• **Records**:
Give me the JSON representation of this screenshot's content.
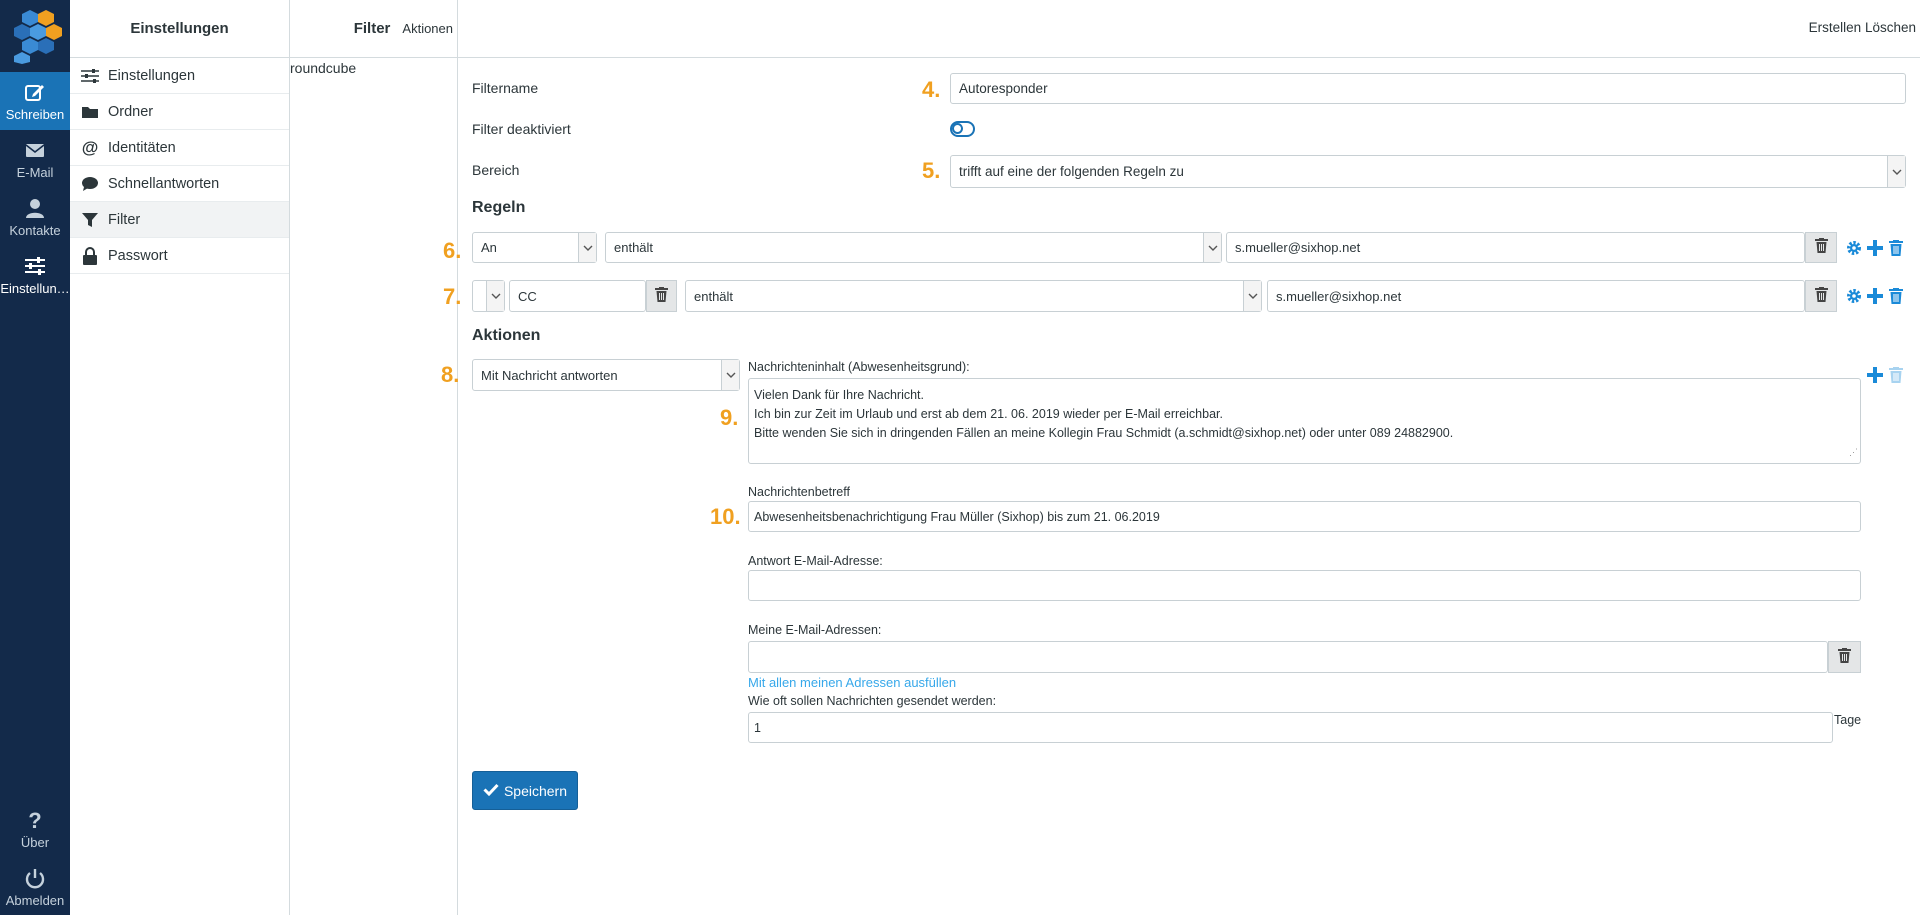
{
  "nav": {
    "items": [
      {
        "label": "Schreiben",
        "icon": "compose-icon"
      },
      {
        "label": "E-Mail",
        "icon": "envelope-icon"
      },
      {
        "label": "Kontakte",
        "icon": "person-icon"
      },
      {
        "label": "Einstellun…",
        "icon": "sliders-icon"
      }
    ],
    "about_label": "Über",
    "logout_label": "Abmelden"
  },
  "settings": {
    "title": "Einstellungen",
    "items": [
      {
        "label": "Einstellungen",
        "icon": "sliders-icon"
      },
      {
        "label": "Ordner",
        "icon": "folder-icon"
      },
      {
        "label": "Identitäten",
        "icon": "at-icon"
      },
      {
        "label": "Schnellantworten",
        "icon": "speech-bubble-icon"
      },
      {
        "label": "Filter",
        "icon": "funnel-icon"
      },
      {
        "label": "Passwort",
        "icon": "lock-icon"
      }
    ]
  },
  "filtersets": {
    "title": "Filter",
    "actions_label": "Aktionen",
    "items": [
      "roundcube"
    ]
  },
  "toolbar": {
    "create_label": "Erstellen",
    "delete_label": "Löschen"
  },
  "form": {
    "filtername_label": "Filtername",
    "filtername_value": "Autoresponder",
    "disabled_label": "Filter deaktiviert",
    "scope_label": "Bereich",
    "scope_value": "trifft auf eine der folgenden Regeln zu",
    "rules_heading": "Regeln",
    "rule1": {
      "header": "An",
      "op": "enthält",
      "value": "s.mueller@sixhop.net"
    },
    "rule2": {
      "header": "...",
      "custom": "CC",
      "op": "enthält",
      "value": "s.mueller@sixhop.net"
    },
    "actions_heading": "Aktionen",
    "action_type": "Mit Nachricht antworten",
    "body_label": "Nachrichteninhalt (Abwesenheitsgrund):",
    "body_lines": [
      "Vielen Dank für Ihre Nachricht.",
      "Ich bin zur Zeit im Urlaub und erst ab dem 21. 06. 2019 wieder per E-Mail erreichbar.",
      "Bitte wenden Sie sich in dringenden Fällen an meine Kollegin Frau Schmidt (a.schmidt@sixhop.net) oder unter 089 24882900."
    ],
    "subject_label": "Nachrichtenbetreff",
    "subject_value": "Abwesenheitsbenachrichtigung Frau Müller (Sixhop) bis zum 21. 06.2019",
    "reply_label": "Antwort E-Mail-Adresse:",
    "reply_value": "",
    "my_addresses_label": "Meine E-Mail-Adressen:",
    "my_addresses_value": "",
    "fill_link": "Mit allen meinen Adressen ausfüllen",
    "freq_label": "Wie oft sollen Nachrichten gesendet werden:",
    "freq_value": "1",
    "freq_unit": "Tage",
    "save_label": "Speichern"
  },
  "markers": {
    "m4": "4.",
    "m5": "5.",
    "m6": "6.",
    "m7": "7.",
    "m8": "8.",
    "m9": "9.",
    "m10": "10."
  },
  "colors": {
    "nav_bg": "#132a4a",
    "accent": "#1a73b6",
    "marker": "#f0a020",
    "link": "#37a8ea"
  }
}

--

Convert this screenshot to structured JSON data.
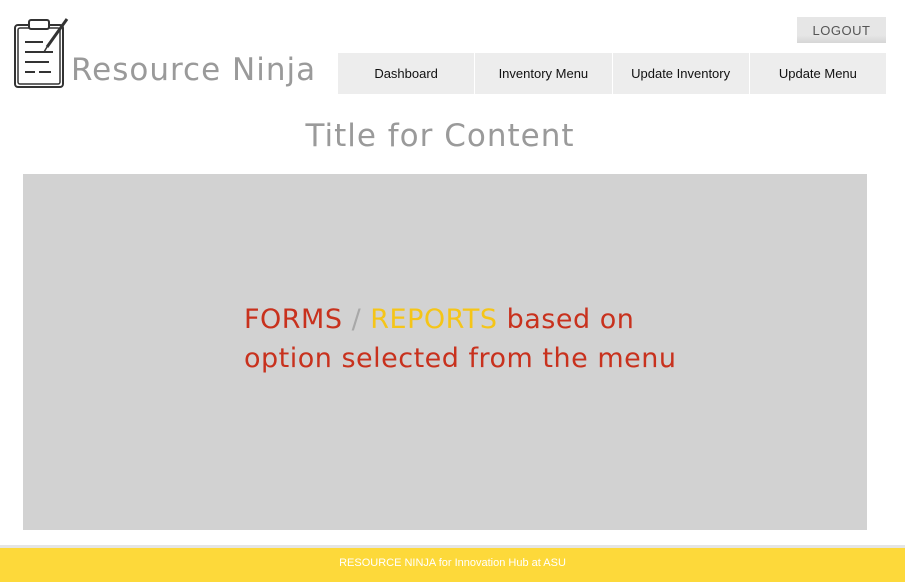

--

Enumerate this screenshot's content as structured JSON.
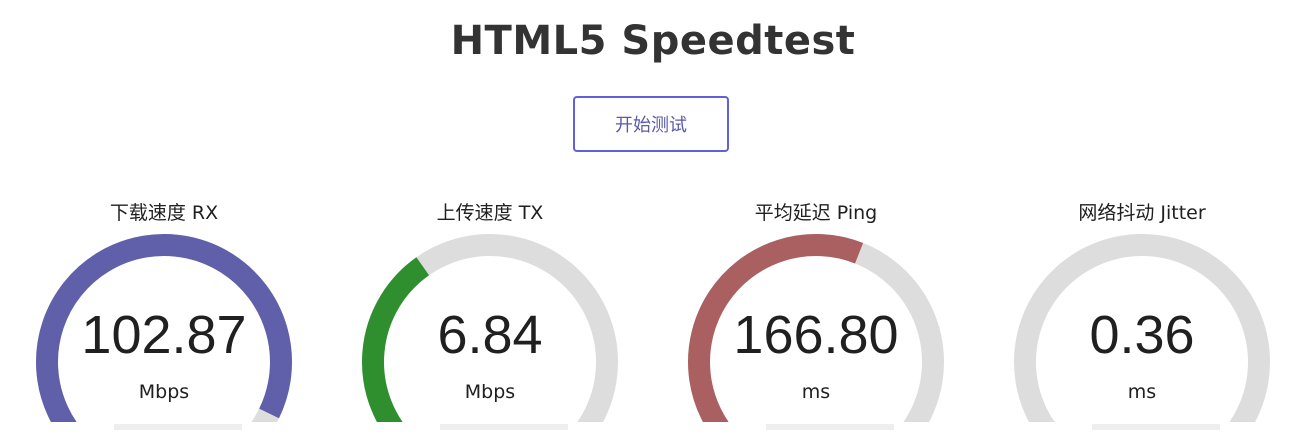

• **Given exercise**: Reproduce each line of the material containing the word "structured".

• **Complete response**:
Convert this screenshot to structured JSON data.
Enumerate this screenshot's content as structured JSON.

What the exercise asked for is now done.